== OBJECTIVE ==
Copy the records below exactly, leaving out any pictures.

---------- DATA TO PROCESS ----------

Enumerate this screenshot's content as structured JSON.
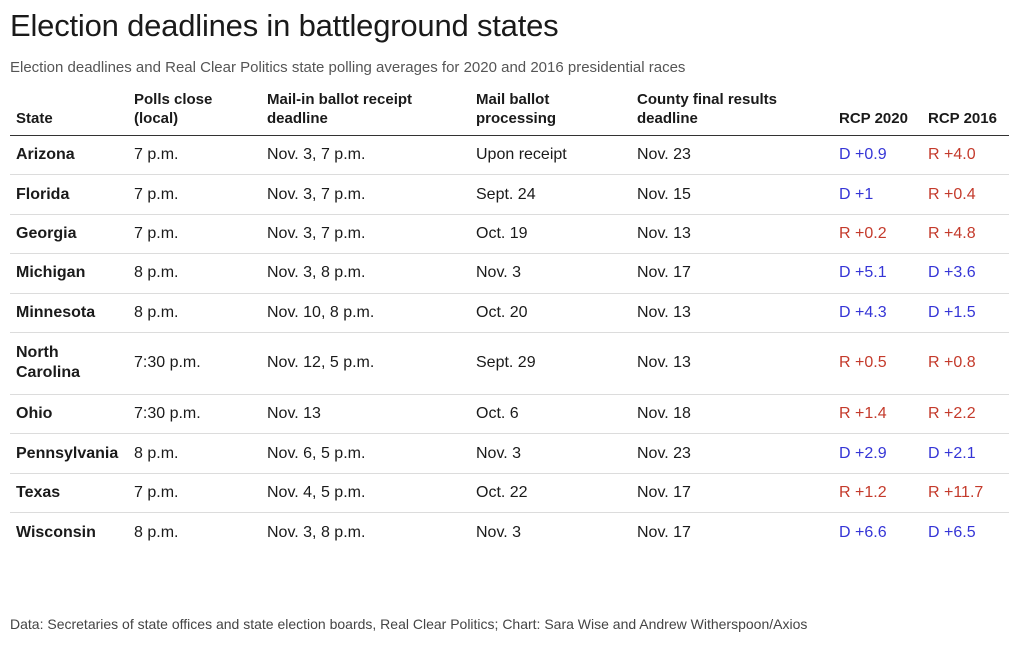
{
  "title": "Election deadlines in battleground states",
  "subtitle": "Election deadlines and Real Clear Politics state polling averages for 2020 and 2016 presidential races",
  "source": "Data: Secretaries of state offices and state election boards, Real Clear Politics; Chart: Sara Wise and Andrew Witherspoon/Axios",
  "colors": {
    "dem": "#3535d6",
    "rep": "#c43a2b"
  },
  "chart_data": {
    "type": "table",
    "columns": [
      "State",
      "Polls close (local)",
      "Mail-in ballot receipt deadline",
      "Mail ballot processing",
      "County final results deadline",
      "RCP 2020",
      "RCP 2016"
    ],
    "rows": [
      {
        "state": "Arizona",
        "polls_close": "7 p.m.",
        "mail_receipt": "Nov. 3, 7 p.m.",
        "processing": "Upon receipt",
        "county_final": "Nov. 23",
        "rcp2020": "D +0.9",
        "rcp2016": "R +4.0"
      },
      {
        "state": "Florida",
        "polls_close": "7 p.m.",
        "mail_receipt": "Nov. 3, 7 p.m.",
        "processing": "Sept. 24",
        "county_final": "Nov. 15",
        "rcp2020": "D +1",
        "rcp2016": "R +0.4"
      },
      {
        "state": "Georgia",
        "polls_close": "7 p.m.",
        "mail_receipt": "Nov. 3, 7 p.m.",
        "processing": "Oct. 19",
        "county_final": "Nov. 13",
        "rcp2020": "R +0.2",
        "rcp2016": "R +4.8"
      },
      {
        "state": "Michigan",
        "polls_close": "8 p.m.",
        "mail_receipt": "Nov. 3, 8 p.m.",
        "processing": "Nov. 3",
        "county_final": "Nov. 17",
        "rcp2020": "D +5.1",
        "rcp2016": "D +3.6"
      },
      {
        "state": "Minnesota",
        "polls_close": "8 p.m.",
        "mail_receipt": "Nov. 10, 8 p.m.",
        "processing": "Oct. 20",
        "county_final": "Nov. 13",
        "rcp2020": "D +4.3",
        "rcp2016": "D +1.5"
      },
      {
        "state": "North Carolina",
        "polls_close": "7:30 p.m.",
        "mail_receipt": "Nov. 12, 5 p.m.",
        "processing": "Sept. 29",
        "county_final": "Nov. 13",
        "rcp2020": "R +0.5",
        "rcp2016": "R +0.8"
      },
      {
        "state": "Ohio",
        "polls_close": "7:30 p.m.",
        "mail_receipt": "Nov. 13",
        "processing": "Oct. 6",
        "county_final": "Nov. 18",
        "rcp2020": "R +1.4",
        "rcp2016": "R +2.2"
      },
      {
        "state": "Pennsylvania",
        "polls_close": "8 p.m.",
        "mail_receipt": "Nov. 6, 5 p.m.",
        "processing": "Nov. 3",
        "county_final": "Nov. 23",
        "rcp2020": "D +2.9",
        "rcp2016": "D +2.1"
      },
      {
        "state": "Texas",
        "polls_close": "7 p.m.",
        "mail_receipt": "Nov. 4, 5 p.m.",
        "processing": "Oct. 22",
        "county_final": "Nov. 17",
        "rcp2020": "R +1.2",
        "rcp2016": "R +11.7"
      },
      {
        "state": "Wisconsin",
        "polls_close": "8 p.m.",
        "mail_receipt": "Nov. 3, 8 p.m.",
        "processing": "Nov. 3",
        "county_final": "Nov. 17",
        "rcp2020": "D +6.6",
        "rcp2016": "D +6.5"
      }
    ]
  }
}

----------

== EXPECTED ANSWER ==
Enumerate this screenshot's content as structured JSON.
{
  "title": "Election deadlines in battleground states",
  "subtitle": "Election deadlines and Real Clear Politics state polling averages for 2020 and 2016 presidential races",
  "source": "Data: Secretaries of state offices and state election boards, Real Clear Politics; Chart: Sara Wise and Andrew Witherspoon/Axios",
  "colors": {
    "dem": "#3535d6",
    "rep": "#c43a2b"
  },
  "chart_data": {
    "type": "table",
    "columns": [
      "State",
      "Polls close (local)",
      "Mail-in ballot receipt deadline",
      "Mail ballot processing",
      "County final results deadline",
      "RCP 2020",
      "RCP 2016"
    ],
    "rows": [
      {
        "state": "Arizona",
        "polls_close": "7 p.m.",
        "mail_receipt": "Nov. 3, 7 p.m.",
        "processing": "Upon receipt",
        "county_final": "Nov. 23",
        "rcp2020": "D +0.9",
        "rcp2016": "R +4.0"
      },
      {
        "state": "Florida",
        "polls_close": "7 p.m.",
        "mail_receipt": "Nov. 3, 7 p.m.",
        "processing": "Sept. 24",
        "county_final": "Nov. 15",
        "rcp2020": "D +1",
        "rcp2016": "R +0.4"
      },
      {
        "state": "Georgia",
        "polls_close": "7 p.m.",
        "mail_receipt": "Nov. 3, 7 p.m.",
        "processing": "Oct. 19",
        "county_final": "Nov. 13",
        "rcp2020": "R +0.2",
        "rcp2016": "R +4.8"
      },
      {
        "state": "Michigan",
        "polls_close": "8 p.m.",
        "mail_receipt": "Nov. 3, 8 p.m.",
        "processing": "Nov. 3",
        "county_final": "Nov. 17",
        "rcp2020": "D +5.1",
        "rcp2016": "D +3.6"
      },
      {
        "state": "Minnesota",
        "polls_close": "8 p.m.",
        "mail_receipt": "Nov. 10, 8 p.m.",
        "processing": "Oct. 20",
        "county_final": "Nov. 13",
        "rcp2020": "D +4.3",
        "rcp2016": "D +1.5"
      },
      {
        "state": "North Carolina",
        "polls_close": "7:30 p.m.",
        "mail_receipt": "Nov. 12, 5 p.m.",
        "processing": "Sept. 29",
        "county_final": "Nov. 13",
        "rcp2020": "R +0.5",
        "rcp2016": "R +0.8"
      },
      {
        "state": "Ohio",
        "polls_close": "7:30 p.m.",
        "mail_receipt": "Nov. 13",
        "processing": "Oct. 6",
        "county_final": "Nov. 18",
        "rcp2020": "R +1.4",
        "rcp2016": "R +2.2"
      },
      {
        "state": "Pennsylvania",
        "polls_close": "8 p.m.",
        "mail_receipt": "Nov. 6, 5 p.m.",
        "processing": "Nov. 3",
        "county_final": "Nov. 23",
        "rcp2020": "D +2.9",
        "rcp2016": "D +2.1"
      },
      {
        "state": "Texas",
        "polls_close": "7 p.m.",
        "mail_receipt": "Nov. 4, 5 p.m.",
        "processing": "Oct. 22",
        "county_final": "Nov. 17",
        "rcp2020": "R +1.2",
        "rcp2016": "R +11.7"
      },
      {
        "state": "Wisconsin",
        "polls_close": "8 p.m.",
        "mail_receipt": "Nov. 3, 8 p.m.",
        "processing": "Nov. 3",
        "county_final": "Nov. 17",
        "rcp2020": "D +6.6",
        "rcp2016": "D +6.5"
      }
    ]
  }
}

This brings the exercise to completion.